- _GIVEN TASK_: Read the records below. Copy each line where the string "this" occurs.

(Stored items)
---------------

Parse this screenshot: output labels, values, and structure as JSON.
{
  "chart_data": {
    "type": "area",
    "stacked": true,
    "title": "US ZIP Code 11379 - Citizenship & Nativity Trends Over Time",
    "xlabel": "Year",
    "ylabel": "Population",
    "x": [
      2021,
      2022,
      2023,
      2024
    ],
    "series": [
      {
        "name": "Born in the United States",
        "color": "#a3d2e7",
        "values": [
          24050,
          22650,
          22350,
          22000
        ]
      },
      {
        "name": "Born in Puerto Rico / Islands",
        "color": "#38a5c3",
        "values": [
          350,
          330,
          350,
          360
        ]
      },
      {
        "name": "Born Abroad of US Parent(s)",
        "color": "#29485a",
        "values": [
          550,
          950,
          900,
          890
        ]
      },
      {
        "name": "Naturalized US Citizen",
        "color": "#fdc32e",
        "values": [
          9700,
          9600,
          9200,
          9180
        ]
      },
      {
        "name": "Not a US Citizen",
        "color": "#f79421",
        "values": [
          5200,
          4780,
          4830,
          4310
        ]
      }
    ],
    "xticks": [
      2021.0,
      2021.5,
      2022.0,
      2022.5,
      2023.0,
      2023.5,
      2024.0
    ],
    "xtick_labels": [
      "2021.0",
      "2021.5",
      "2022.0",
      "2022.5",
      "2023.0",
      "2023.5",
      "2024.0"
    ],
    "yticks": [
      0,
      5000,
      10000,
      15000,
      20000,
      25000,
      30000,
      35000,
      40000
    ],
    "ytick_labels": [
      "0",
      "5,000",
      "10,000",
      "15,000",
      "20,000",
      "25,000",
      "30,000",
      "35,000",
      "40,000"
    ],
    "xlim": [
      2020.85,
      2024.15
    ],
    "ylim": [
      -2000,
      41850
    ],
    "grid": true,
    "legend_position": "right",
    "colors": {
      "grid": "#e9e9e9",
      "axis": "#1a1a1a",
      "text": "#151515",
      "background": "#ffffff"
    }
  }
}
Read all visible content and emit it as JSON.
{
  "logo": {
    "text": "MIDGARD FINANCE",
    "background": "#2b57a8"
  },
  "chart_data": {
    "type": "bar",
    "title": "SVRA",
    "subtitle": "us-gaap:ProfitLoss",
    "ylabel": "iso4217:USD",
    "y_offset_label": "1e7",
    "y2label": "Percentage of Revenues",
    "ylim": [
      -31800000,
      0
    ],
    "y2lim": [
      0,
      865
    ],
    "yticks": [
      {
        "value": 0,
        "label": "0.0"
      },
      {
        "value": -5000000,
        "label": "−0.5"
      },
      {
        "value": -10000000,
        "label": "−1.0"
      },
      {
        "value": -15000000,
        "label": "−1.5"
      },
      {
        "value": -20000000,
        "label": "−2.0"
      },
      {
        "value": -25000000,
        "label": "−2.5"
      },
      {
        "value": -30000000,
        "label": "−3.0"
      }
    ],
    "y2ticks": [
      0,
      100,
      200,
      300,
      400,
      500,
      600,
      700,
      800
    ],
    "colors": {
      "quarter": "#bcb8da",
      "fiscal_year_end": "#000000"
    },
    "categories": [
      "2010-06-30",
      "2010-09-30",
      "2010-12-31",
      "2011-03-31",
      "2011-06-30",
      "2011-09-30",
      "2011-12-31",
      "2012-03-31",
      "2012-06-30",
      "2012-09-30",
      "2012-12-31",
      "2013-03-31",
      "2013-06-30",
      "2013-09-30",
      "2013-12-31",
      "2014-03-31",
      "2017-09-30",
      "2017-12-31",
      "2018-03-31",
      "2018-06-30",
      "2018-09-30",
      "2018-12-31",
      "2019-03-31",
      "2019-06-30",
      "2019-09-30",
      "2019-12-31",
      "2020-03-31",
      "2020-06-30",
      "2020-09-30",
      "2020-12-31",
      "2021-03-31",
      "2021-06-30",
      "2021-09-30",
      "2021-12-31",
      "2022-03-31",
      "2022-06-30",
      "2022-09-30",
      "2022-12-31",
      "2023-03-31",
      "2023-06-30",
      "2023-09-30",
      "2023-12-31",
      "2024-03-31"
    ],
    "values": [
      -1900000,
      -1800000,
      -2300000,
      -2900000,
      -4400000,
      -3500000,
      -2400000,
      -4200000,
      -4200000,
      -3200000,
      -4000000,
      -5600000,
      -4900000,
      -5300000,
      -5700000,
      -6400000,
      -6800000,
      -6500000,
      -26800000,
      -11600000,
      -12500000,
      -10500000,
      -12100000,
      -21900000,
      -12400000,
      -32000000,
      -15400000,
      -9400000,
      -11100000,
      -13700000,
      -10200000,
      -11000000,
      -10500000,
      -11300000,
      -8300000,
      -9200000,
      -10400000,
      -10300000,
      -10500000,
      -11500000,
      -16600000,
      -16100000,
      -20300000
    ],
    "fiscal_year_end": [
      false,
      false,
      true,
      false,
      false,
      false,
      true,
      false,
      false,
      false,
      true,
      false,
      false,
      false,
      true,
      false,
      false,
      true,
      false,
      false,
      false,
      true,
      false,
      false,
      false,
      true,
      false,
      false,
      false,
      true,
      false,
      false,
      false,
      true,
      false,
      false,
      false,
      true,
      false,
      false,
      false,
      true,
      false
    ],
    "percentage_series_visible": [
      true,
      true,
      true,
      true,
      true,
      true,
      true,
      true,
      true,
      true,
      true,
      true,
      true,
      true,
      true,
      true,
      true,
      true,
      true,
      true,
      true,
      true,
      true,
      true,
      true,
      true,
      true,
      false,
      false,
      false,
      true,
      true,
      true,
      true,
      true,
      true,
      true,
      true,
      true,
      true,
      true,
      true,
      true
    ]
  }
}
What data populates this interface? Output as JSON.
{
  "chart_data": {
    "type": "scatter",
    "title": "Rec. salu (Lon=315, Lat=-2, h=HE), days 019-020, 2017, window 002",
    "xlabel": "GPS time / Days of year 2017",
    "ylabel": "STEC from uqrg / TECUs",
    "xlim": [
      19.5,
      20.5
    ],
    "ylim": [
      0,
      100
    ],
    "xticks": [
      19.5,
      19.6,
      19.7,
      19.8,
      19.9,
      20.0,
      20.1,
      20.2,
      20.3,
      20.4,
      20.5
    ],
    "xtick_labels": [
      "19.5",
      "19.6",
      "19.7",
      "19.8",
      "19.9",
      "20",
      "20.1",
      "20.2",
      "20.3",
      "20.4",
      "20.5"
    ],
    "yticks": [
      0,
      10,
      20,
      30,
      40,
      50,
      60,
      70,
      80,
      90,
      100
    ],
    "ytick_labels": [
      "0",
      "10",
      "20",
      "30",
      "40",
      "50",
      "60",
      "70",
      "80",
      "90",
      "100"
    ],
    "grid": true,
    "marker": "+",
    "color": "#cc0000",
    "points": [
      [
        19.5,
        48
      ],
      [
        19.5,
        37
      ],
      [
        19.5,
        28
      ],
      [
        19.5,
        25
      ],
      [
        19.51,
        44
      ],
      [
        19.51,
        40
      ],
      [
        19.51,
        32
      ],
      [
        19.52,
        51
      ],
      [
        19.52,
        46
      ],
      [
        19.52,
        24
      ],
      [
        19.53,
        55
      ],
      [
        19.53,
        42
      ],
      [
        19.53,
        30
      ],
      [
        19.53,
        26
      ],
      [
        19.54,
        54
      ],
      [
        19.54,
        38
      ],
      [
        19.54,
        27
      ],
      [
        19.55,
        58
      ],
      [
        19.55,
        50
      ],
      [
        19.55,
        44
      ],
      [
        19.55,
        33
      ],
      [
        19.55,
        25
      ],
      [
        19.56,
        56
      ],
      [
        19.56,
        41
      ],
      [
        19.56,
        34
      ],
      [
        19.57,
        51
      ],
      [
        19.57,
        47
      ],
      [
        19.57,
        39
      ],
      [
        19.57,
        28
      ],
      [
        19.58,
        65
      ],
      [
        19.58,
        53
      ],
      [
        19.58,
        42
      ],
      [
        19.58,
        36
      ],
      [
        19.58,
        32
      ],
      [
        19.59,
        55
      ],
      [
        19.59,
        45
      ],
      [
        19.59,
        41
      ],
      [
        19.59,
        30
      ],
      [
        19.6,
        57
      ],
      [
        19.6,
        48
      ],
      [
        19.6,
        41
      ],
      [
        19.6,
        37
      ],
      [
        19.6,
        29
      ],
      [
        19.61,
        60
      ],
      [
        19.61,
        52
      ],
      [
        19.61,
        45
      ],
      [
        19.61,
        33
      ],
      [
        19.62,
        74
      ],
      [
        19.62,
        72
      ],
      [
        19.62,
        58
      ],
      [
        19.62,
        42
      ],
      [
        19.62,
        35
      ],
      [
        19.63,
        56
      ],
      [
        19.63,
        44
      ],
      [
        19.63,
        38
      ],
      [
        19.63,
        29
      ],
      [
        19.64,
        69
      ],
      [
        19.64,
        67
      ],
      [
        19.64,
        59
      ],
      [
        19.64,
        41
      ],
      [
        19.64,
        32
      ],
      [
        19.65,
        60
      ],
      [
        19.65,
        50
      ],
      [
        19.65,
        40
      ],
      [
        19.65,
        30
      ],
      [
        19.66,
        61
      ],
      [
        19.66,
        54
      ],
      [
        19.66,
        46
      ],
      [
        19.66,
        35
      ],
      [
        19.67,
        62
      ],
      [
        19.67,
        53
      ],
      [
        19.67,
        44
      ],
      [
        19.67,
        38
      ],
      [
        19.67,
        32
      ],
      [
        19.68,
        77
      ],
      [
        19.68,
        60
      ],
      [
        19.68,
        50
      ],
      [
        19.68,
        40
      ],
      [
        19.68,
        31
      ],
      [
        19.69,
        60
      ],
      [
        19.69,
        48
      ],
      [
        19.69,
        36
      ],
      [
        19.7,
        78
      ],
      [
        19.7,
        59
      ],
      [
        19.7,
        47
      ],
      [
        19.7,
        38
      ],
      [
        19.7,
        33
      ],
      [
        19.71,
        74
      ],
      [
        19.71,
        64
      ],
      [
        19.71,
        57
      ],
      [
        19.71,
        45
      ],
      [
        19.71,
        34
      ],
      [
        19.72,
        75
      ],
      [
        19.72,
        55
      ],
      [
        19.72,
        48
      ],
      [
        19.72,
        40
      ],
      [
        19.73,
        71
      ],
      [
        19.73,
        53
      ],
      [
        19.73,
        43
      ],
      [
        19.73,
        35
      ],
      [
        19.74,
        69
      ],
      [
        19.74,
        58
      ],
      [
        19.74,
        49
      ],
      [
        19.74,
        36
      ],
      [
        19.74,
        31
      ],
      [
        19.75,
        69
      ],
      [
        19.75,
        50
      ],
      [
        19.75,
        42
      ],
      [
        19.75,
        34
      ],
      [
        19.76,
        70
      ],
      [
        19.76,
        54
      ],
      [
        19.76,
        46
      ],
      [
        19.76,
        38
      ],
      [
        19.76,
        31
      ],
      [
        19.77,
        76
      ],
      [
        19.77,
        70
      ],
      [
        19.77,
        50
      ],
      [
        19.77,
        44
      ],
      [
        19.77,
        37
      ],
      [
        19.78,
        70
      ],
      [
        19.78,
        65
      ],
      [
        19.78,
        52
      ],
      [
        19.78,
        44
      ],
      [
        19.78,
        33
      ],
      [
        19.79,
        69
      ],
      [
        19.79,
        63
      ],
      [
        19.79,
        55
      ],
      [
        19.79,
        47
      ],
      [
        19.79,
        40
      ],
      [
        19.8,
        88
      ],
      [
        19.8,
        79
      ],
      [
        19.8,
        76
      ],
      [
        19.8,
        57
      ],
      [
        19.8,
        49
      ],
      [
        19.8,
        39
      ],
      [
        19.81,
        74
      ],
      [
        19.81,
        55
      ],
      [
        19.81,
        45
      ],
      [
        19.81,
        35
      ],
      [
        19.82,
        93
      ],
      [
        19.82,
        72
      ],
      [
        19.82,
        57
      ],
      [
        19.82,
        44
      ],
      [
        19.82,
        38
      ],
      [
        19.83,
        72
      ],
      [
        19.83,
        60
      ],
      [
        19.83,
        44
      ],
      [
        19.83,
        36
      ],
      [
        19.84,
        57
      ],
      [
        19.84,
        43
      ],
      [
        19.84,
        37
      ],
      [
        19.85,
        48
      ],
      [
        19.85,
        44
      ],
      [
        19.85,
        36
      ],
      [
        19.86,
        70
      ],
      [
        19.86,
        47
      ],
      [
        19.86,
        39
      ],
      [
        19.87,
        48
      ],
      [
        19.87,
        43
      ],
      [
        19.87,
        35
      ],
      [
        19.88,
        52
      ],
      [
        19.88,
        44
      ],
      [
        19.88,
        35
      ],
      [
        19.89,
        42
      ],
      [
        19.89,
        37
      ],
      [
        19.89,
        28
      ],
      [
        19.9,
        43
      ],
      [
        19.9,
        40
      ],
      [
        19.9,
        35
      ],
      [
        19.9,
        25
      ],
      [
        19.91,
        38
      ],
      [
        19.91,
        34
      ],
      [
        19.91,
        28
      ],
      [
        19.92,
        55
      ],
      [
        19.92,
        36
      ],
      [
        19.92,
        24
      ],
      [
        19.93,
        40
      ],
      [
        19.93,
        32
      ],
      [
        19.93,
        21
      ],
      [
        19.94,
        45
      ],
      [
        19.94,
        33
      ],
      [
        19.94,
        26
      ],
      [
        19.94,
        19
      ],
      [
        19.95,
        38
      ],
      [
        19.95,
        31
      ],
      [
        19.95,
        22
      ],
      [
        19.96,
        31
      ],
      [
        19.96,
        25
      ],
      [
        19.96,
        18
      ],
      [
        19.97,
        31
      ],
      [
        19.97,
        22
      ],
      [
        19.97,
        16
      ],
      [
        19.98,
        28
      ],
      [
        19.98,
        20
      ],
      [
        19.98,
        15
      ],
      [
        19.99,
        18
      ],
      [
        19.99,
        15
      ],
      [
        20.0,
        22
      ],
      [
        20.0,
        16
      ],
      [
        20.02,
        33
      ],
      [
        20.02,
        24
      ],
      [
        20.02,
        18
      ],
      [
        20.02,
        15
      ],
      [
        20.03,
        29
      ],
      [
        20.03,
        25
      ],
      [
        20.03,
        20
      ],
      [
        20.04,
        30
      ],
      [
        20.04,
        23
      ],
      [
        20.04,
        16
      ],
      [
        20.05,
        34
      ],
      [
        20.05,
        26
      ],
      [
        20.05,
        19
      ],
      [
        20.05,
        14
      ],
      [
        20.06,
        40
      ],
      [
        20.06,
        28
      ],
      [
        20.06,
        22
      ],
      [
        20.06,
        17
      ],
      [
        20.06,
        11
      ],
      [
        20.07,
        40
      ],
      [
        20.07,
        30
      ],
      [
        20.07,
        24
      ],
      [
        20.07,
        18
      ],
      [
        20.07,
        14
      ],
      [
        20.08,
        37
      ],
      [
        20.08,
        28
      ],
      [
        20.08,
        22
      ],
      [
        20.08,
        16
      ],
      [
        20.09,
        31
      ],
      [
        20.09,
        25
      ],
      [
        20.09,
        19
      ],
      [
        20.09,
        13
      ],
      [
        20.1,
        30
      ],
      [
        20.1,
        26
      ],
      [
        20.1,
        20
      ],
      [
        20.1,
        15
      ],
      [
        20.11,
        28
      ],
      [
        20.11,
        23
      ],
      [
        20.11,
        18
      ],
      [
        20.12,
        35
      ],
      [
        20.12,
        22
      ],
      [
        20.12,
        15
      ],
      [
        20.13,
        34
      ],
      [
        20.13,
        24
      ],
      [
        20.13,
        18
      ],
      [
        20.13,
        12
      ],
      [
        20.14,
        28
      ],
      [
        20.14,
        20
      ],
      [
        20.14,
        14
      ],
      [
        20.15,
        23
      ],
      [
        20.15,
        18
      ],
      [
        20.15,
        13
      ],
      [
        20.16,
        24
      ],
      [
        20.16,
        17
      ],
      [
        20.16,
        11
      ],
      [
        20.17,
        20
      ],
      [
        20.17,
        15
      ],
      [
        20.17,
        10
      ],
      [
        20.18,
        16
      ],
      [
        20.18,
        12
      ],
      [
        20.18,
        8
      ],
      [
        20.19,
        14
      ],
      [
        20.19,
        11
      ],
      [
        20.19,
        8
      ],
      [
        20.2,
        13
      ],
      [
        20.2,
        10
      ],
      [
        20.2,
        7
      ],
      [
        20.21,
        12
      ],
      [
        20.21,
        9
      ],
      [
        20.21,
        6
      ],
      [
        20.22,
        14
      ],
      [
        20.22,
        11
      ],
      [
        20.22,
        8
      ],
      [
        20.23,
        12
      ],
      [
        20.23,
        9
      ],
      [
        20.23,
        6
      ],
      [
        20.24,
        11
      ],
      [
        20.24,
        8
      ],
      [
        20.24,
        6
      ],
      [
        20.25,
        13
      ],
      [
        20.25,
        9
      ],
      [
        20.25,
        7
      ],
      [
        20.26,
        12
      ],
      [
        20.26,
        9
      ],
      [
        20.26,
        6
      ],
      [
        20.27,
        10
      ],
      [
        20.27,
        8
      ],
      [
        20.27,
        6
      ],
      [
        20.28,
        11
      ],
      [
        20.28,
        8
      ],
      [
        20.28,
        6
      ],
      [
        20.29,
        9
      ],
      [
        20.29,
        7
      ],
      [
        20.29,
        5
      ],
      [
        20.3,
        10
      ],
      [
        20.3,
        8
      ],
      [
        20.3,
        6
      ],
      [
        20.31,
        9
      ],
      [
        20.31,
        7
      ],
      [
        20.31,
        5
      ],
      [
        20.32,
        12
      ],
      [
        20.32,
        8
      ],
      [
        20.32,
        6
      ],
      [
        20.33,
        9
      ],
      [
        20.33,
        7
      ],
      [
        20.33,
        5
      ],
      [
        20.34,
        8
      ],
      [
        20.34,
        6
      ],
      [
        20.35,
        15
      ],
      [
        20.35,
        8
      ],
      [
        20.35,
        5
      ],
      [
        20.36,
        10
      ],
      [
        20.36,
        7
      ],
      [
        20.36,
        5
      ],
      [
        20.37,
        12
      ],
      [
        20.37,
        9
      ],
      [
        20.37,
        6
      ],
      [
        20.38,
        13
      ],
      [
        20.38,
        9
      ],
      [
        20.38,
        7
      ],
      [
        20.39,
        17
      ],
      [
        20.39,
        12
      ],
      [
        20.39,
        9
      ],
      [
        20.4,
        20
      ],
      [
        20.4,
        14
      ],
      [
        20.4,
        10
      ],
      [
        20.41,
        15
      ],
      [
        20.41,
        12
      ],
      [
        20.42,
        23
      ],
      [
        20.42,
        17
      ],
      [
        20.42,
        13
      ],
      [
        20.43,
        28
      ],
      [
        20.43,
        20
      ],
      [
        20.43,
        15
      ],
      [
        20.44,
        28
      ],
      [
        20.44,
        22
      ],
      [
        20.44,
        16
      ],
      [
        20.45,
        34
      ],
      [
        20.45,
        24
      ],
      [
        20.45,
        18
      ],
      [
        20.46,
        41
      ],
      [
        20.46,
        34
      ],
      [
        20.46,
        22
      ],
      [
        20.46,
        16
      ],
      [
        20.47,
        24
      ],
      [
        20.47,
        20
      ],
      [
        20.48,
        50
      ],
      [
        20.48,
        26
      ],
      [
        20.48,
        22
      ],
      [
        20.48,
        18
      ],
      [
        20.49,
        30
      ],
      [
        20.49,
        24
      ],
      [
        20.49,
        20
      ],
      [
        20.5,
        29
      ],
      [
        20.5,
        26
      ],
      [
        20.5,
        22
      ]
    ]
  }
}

---------------

- _SOLVED PROBLEM_:
Parse this screenshot: output labels, values, and structure as JSON.
What data populates this interface? Output as JSON.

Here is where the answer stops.